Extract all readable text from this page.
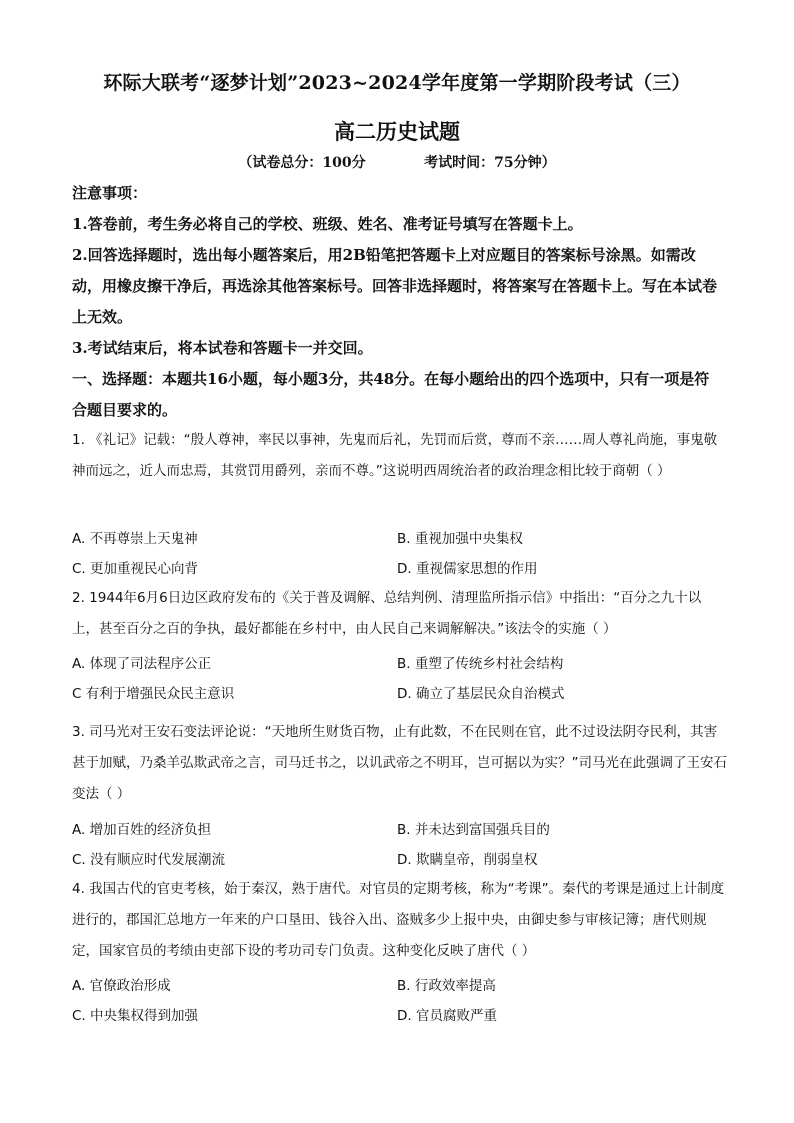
环际大联考“逐梦计划”2023~2024学年度第一学期阶段考试（三）
高二历史试题
（试卷总分：100分            考试时间：75分钟）
注意事项：
1.答卷前，考生务必将自己的学校、班级、姓名、准考证号填写在答题卡上。
2.回答选择题时，选出每小题答案后，用2B铅笔把答题卡上对应题目的答案标号涂黑。如需改动，用橡皮擦干净后，再选涂其他答案标号。回答非选择题时，将答案写在答题卡上。写在本试卷上无效。
3.考试结束后，将本试卷和答题卡一并交回。
一、选择题：本题共16小题，每小题3分，共48分。在每小题给出的四个选项中，只有一项是符合题目要求的。
1. 《礼记》记载：“殷人尊神，率民以事神，先鬼而后礼，先罚而后赏，尊而不亲……周人尊礼尚施，事鬼敬神而远之，近人而忠焉，其赏罚用爵列，亲而不尊。”这说明西周统治者的政治理念相比较于商朝（ ）
A. 不再尊崇上天鬼神	B. 重视加强中央集权
C. 更加重视民心向背	D. 重视儒家思想的作用
2. 1944年6月6日边区政府发布的《关于普及调解、总结判例、清理监所指示信》中指出：“百分之九十以上，甚至百分之百的争执，最好都能在乡村中，由人民自己来调解解决。”该法令的实施（ ）
A. 体现了司法程序公正	B. 重塑了传统乡村社会结构
C 有利于增强民众民主意识	D. 确立了基层民众自治模式
3. 司马光对王安石变法评论说：“天地所生财货百物，止有此数，不在民则在官，此不过设法阴夺民利，其害甚于加赋，乃桑羊弘欺武帝之言，司马迁书之，以讥武帝之不明耳，岂可据以为实？”司马光在此强调了王安石变法（ ）
A. 增加百姓的经济负担	B. 并未达到富国强兵目的
C. 没有顺应时代发展潮流	D. 欺瞒皇帝，削弱皇权
4. 我国古代的官吏考核，始于秦汉，熟于唐代。对官员的定期考核，称为“考课”。秦代的考课是通过上计制度进行的，郡国汇总地方一年来的户口垦田、钱谷入出、盗贼多少上报中央，由御史参与审核记簿；唐代则规定，国家官员的考绩由吏部下设的考功司专门负责。这种变化反映了唐代（ ）
A. 官僚政治形成	B. 行政效率提高
C. 中央集权得到加强	D. 官员腐败严重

→ **SET PROBLEM**:
Transcribe the records above exactly, omitting every picture they contain.

→ **RESULT**:
Extract all readable text from this page.
环际大联考“逐梦计划”2023~2024学年度第一学期阶段考试（三）
高二历史试题
（试卷总分：100分            考试时间：75分钟）
注意事项：
1.答卷前，考生务必将自己的学校、班级、姓名、准考证号填写在答题卡上。
2.回答选择题时，选出每小题答案后，用2B铅笔把答题卡上对应题目的答案标号涂黑。如需改动，用橡皮擦干净后，再选涂其他答案标号。回答非选择题时，将答案写在答题卡上。写在本试卷上无效。
3.考试结束后，将本试卷和答题卡一并交回。
一、选择题：本题共16小题，每小题3分，共48分。在每小题给出的四个选项中，只有一项是符合题目要求的。
1. 《礼记》记载：“殷人尊神，率民以事神，先鬼而后礼，先罚而后赏，尊而不亲……周人尊礼尚施，事鬼敬神而远之，近人而忠焉，其赏罚用爵列，亲而不尊。”这说明西周统治者的政治理念相比较于商朝（ ）
A. 不再尊崇上天鬼神	B. 重视加强中央集权
C. 更加重视民心向背	D. 重视儒家思想的作用
2. 1944年6月6日边区政府发布的《关于普及调解、总结判例、清理监所指示信》中指出：“百分之九十以上，甚至百分之百的争执，最好都能在乡村中，由人民自己来调解解决。”该法令的实施（ ）
A. 体现了司法程序公正	B. 重塑了传统乡村社会结构
C 有利于增强民众民主意识	D. 确立了基层民众自治模式
3. 司马光对王安石变法评论说：“天地所生财货百物，止有此数，不在民则在官，此不过设法阴夺民利，其害甚于加赋，乃桑羊弘欺武帝之言，司马迁书之，以讥武帝之不明耳，岂可据以为实？”司马光在此强调了王安石变法（ ）
A. 增加百姓的经济负担	B. 并未达到富国强兵目的
C. 没有顺应时代发展潮流	D. 欺瞒皇帝，削弱皇权
4. 我国古代的官吏考核，始于秦汉，熟于唐代。对官员的定期考核，称为“考课”。秦代的考课是通过上计制度进行的，郡国汇总地方一年来的户口垦田、钱谷入出、盗贼多少上报中央，由御史参与审核记簿；唐代则规定，国家官员的考绩由吏部下设的考功司专门负责。这种变化反映了唐代（ ）
A. 官僚政治形成	B. 行政效率提高
C. 中央集权得到加强	D. 官员腐败严重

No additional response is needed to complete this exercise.